Consigne – Mettez sous forme de liste numérotée uniquement les lignes ci-dessous qui vont de celle contenant « red-disc-edge [514,523,576,535] » jusqu'à celle contenant « board-cell-r3c5-blue-disc[interactable] [279,163,327,209] », les deux incluses, en omettant les lignes vides.
**** Données fournies ****
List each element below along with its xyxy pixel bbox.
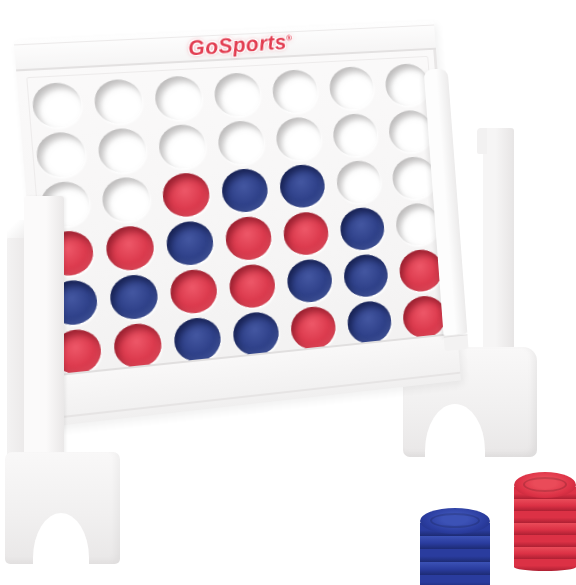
red-disc-edge [514,523,576,535]
board-cell-r3c3-red-disc[interactable] [161,172,211,219]
connect-four-board: GoSports® [14,21,461,428]
red-disc-ring [523,477,568,492]
board-cell-r5c6-blue-disc[interactable] [343,253,390,299]
board-cell-r3c2-empty[interactable] [101,176,152,223]
board-cell-r1c4-empty[interactable] [213,72,262,118]
left-foot [5,452,120,564]
blue-disc-edge [420,575,490,585]
board-cell-r4c4-red-disc[interactable] [224,215,273,262]
board-cell-r4c5-red-disc[interactable] [282,211,330,257]
board-cell-r2c5-empty[interactable] [275,116,323,161]
board-cell-r1c5-empty[interactable] [271,69,319,114]
registered-trademark-icon: ® [286,33,293,42]
blue-disc-edge [420,549,490,562]
board-cell-r2c2-empty[interactable] [97,127,148,174]
red-disc-edge [514,547,576,559]
board-cell-r6c2-red-disc[interactable] [113,322,163,370]
board-cell-r5c3-red-disc[interactable] [169,268,219,315]
board-cell-r1c6-empty[interactable] [328,66,375,111]
red-disc-edge [514,511,576,523]
board-cell-r3c5-blue-disc[interactable] [279,163,327,209]
brand-logo: GoSports® [187,29,294,60]
blue-disc-ring [430,513,480,528]
board-cell-r3c6-empty[interactable] [335,159,382,204]
board-cell-r5c5-blue-disc[interactable] [286,258,334,304]
left-foot-arch-cutout [33,513,89,565]
product-photo-scene: GoSports® [0,0,576,585]
board-grid [31,63,447,377]
board-cell-r2c6-empty[interactable] [332,113,379,158]
board-cell-r6c4-blue-disc[interactable] [232,310,280,357]
right-foot-arch-cutout [425,404,485,458]
board-cell-r3c4-blue-disc[interactable] [221,167,270,213]
board-cell-r1c2-empty[interactable] [93,78,144,125]
left-leg-post [24,196,64,476]
board-cell-r2c4-empty[interactable] [217,120,266,166]
board-cell-r4c2-red-disc[interactable] [105,224,156,272]
red-disc-edge [514,559,576,571]
blue-disc-edge [420,536,490,549]
board-cell-r5c2-blue-disc[interactable] [109,273,160,321]
board-cell-r2c1-empty[interactable] [35,131,87,179]
board-cell-r6c3-blue-disc[interactable] [173,316,222,364]
red-disc-edge [514,499,576,511]
blue-disc-top-face [420,508,490,534]
board-cell-r6c5-red-disc[interactable] [290,305,337,352]
brand-name: GoSports [187,30,287,60]
board-cell-r1c1-empty[interactable] [31,82,83,129]
board-cell-r2c3-empty[interactable] [157,123,207,169]
right-leg-post [483,128,514,368]
board-cell-r6c6-blue-disc[interactable] [346,299,393,345]
board-cell-r4c6-blue-disc[interactable] [339,206,386,252]
board-cell-r4c3-blue-disc[interactable] [165,220,215,267]
board-cell-r1c3-empty[interactable] [154,75,204,121]
red-disc-stack[interactable] [514,472,576,571]
red-disc-edge [514,535,576,547]
blue-disc-edge [420,562,490,575]
blue-disc-stack[interactable] [420,508,490,585]
board-cell-r5c4-red-disc[interactable] [228,263,277,310]
red-disc-top-face [514,472,576,498]
board-cell-r1c7-empty[interactable] [384,63,430,107]
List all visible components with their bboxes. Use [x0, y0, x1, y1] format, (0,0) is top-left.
****
Réponse –
1. red-disc-edge [514,523,576,535]
2. board-cell-r3c3-red-disc[interactable] [161,172,211,219]
3. connect-four-board: GoSports® [14,21,461,428]
4. red-disc-ring [523,477,568,492]
5. board-cell-r5c6-blue-disc[interactable] [343,253,390,299]
6. board-cell-r3c2-empty[interactable] [101,176,152,223]
7. board-cell-r1c4-empty[interactable] [213,72,262,118]
8. left-foot [5,452,120,564]
9. blue-disc-edge [420,575,490,585]
10. board-cell-r4c4-red-disc[interactable] [224,215,273,262]
11. board-cell-r4c5-red-disc[interactable] [282,211,330,257]
12. board-cell-r2c5-empty[interactable] [275,116,323,161]
13. board-cell-r1c5-empty[interactable] [271,69,319,114]
14. registered-trademark-icon: ® [286,33,293,42]
15. blue-disc-edge [420,549,490,562]
16. board-cell-r2c2-empty[interactable] [97,127,148,174]
17. red-disc-edge [514,547,576,559]
18. board-cell-r6c2-red-disc[interactable] [113,322,163,370]
19. board-cell-r5c3-red-disc[interactable] [169,268,219,315]
20. board-cell-r1c6-empty[interactable] [328,66,375,111]
21. red-disc-edge [514,511,576,523]
22. board-cell-r3c5-blue-disc[interactable] [279,163,327,209]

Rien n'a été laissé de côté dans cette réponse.